- **Requirements**
Output the records. Match them exactly.

- **Records for the exercise**
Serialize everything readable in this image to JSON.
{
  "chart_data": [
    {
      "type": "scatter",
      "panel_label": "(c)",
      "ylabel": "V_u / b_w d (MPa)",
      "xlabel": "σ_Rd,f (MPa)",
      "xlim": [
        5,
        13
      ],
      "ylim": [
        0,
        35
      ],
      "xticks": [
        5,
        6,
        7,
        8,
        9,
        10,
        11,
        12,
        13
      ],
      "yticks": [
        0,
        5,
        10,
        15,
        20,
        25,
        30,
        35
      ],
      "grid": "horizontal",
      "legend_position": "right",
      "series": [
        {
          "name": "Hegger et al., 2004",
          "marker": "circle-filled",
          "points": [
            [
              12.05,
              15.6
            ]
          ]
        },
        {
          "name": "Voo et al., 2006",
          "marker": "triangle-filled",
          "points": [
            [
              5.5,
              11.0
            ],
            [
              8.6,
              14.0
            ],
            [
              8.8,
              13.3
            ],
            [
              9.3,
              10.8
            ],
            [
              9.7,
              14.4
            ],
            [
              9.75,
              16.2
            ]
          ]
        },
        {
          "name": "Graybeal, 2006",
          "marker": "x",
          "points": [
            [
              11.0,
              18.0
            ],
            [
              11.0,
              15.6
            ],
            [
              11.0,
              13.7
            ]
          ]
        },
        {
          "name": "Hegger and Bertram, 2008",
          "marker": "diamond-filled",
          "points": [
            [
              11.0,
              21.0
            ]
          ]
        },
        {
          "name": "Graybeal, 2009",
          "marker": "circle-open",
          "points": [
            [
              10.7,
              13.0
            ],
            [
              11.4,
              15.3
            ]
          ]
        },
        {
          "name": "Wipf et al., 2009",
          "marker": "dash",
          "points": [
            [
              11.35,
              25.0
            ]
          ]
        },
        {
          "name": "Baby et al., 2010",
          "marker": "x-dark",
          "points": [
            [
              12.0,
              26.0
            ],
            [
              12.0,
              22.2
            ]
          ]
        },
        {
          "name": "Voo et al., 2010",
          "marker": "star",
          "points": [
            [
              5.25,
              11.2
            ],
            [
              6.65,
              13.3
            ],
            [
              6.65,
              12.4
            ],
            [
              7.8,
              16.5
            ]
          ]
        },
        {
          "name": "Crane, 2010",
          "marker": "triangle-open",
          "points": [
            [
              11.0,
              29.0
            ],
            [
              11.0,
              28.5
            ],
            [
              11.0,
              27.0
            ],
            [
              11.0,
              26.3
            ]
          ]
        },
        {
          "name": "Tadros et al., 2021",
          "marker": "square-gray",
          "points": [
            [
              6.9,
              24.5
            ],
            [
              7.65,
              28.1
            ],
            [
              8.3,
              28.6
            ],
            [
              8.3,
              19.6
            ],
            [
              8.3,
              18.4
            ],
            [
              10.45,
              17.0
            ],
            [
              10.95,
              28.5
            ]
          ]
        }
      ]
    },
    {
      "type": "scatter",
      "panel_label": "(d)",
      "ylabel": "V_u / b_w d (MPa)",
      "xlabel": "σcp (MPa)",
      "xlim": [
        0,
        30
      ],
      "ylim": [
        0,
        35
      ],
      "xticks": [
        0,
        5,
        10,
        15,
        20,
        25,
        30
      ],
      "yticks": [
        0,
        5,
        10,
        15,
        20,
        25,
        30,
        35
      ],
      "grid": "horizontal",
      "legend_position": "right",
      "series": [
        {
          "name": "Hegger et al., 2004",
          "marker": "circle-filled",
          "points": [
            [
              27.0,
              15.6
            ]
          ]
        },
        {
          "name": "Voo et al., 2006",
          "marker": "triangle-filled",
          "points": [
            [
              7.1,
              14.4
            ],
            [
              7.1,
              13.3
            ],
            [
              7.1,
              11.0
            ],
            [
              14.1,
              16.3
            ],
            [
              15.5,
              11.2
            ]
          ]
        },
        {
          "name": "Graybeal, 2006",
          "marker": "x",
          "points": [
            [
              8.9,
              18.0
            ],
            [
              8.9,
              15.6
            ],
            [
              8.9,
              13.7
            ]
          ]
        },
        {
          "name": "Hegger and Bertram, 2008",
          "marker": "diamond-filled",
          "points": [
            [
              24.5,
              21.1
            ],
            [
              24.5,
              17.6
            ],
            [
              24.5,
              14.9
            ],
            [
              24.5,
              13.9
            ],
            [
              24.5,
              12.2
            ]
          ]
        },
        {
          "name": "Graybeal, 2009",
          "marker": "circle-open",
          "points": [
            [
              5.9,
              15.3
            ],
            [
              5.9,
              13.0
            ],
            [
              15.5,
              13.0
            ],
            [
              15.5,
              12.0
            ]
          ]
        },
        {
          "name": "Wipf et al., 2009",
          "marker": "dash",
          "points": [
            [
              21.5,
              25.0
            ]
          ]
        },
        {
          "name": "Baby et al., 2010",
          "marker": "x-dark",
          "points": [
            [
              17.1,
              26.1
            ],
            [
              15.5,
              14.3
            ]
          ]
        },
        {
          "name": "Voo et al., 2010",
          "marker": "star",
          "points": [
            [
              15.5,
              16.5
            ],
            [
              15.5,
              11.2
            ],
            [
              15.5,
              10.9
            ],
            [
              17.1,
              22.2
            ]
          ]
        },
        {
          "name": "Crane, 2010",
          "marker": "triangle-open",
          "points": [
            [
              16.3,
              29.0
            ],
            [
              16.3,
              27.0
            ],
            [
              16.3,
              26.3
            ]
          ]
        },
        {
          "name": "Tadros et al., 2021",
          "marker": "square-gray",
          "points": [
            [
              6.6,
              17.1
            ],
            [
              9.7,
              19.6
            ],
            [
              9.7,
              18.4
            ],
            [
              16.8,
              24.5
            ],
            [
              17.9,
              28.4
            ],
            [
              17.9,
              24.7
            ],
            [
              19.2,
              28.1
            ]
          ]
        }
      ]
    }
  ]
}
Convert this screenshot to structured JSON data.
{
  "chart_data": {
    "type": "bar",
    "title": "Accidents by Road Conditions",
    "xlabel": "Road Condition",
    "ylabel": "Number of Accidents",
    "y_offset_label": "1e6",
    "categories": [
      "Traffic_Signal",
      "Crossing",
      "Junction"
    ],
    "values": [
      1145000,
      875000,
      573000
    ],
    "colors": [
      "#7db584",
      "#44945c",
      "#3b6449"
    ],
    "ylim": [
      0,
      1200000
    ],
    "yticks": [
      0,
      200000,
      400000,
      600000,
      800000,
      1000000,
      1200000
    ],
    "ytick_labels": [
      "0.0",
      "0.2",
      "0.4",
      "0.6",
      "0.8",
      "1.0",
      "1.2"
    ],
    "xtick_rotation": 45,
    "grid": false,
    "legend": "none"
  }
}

- **Response**
Serialize everything readable in this image to JSON.
{
  "chart_data": [
    {
      "type": "scatter",
      "panel_label": "(c)",
      "ylabel": "V_u / b_w d (MPa)",
      "xlabel": "σ_Rd,f (MPa)",
      "xlim": [
        5,
        13
      ],
      "ylim": [
        0,
        35
      ],
      "xticks": [
        5,
        6,
        7,
        8,
        9,
        10,
        11,
        12,
        13
      ],
      "yticks": [
        0,
        5,
        10,
        15,
        20,
        25,
        30,
        35
      ],
      "grid": "horizontal",
      "legend_position": "right",
      "series": [
        {
          "name": "Hegger et al., 2004",
          "marker": "circle-filled",
          "points": [
            [
              12.05,
              15.6
            ]
          ]
        },
        {
          "name": "Voo et al., 2006",
          "marker": "triangle-filled",
          "points": [
            [
              5.5,
              11.0
            ],
            [
              8.6,
              14.0
            ],
            [
              8.8,
              13.3
            ],
            [
              9.3,
              10.8
            ],
            [
              9.7,
              14.4
            ],
            [
              9.75,
              16.2
            ]
          ]
        },
        {
          "name": "Graybeal, 2006",
          "marker": "x",
          "points": [
            [
              11.0,
              18.0
            ],
            [
              11.0,
              15.6
            ],
            [
              11.0,
              13.7
            ]
          ]
        },
        {
          "name": "Hegger and Bertram, 2008",
          "marker": "diamond-filled",
          "points": [
            [
              11.0,
              21.0
            ]
          ]
        },
        {
          "name": "Graybeal, 2009",
          "marker": "circle-open",
          "points": [
            [
              10.7,
              13.0
            ],
            [
              11.4,
              15.3
            ]
          ]
        },
        {
          "name": "Wipf et al., 2009",
          "marker": "dash",
          "points": [
            [
              11.35,
              25.0
            ]
          ]
        },
        {
          "name": "Baby et al., 2010",
          "marker": "x-dark",
          "points": [
            [
              12.0,
              26.0
            ],
            [
              12.0,
              22.2
            ]
          ]
        },
        {
          "name": "Voo et al., 2010",
          "marker": "star",
          "points": [
            [
              5.25,
              11.2
            ],
            [
              6.65,
              13.3
            ],
            [
              6.65,
              12.4
            ],
            [
              7.8,
              16.5
            ]
          ]
        },
        {
          "name": "Crane, 2010",
          "marker": "triangle-open",
          "points": [
            [
              11.0,
              29.0
            ],
            [
              11.0,
              28.5
            ],
            [
              11.0,
              27.0
            ],
            [
              11.0,
              26.3
            ]
          ]
        },
        {
          "name": "Tadros et al., 2021",
          "marker": "square-gray",
          "points": [
            [
              6.9,
              24.5
            ],
            [
              7.65,
              28.1
            ],
            [
              8.3,
              28.6
            ],
            [
              8.3,
              19.6
            ],
            [
              8.3,
              18.4
            ],
            [
              10.45,
              17.0
            ],
            [
              10.95,
              28.5
            ]
          ]
        }
      ]
    },
    {
      "type": "scatter",
      "panel_label": "(d)",
      "ylabel": "V_u / b_w d (MPa)",
      "xlabel": "σcp (MPa)",
      "xlim": [
        0,
        30
      ],
      "ylim": [
        0,
        35
      ],
      "xticks": [
        0,
        5,
        10,
        15,
        20,
        25,
        30
      ],
      "yticks": [
        0,
        5,
        10,
        15,
        20,
        25,
        30,
        35
      ],
      "grid": "horizontal",
      "legend_position": "right",
      "series": [
        {
          "name": "Hegger et al., 2004",
          "marker": "circle-filled",
          "points": [
            [
              27.0,
              15.6
            ]
          ]
        },
        {
          "name": "Voo et al., 2006",
          "marker": "triangle-filled",
          "points": [
            [
              7.1,
              14.4
            ],
            [
              7.1,
              13.3
            ],
            [
              7.1,
              11.0
            ],
            [
              14.1,
              16.3
            ],
            [
              15.5,
              11.2
            ]
          ]
        },
        {
          "name": "Graybeal, 2006",
          "marker": "x",
          "points": [
            [
              8.9,
              18.0
            ],
            [
              8.9,
              15.6
            ],
            [
              8.9,
              13.7
            ]
          ]
        },
        {
          "name": "Hegger and Bertram, 2008",
          "marker": "diamond-filled",
          "points": [
            [
              24.5,
              21.1
            ],
            [
              24.5,
              17.6
            ],
            [
              24.5,
              14.9
            ],
            [
              24.5,
              13.9
            ],
            [
              24.5,
              12.2
            ]
          ]
        },
        {
          "name": "Graybeal, 2009",
          "marker": "circle-open",
          "points": [
            [
              5.9,
              15.3
            ],
            [
              5.9,
              13.0
            ],
            [
              15.5,
              13.0
            ],
            [
              15.5,
              12.0
            ]
          ]
        },
        {
          "name": "Wipf et al., 2009",
          "marker": "dash",
          "points": [
            [
              21.5,
              25.0
            ]
          ]
        },
        {
          "name": "Baby et al., 2010",
          "marker": "x-dark",
          "points": [
            [
              17.1,
              26.1
            ],
            [
              15.5,
              14.3
            ]
          ]
        },
        {
          "name": "Voo et al., 2010",
          "marker": "star",
          "points": [
            [
              15.5,
              16.5
            ],
            [
              15.5,
              11.2
            ],
            [
              15.5,
              10.9
            ],
            [
              17.1,
              22.2
            ]
          ]
        },
        {
          "name": "Crane, 2010",
          "marker": "triangle-open",
          "points": [
            [
              16.3,
              29.0
            ],
            [
              16.3,
              27.0
            ],
            [
              16.3,
              26.3
            ]
          ]
        },
        {
          "name": "Tadros et al., 2021",
          "marker": "square-gray",
          "points": [
            [
              6.6,
              17.1
            ],
            [
              9.7,
              19.6
            ],
            [
              9.7,
              18.4
            ],
            [
              16.8,
              24.5
            ],
            [
              17.9,
              28.4
            ],
            [
              17.9,
              24.7
            ],
            [
              19.2,
              28.1
            ]
          ]
        }
      ]
    }
  ]
}
Convert this screenshot to structured JSON data.
{
  "chart_data": {
    "type": "bar",
    "title": "Accidents by Road Conditions",
    "xlabel": "Road Condition",
    "ylabel": "Number of Accidents",
    "y_offset_label": "1e6",
    "categories": [
      "Traffic_Signal",
      "Crossing",
      "Junction"
    ],
    "values": [
      1145000,
      875000,
      573000
    ],
    "colors": [
      "#7db584",
      "#44945c",
      "#3b6449"
    ],
    "ylim": [
      0,
      1200000
    ],
    "yticks": [
      0,
      200000,
      400000,
      600000,
      800000,
      1000000,
      1200000
    ],
    "ytick_labels": [
      "0.0",
      "0.2",
      "0.4",
      "0.6",
      "0.8",
      "1.0",
      "1.2"
    ],
    "xtick_rotation": 45,
    "grid": false,
    "legend": "none"
  }
}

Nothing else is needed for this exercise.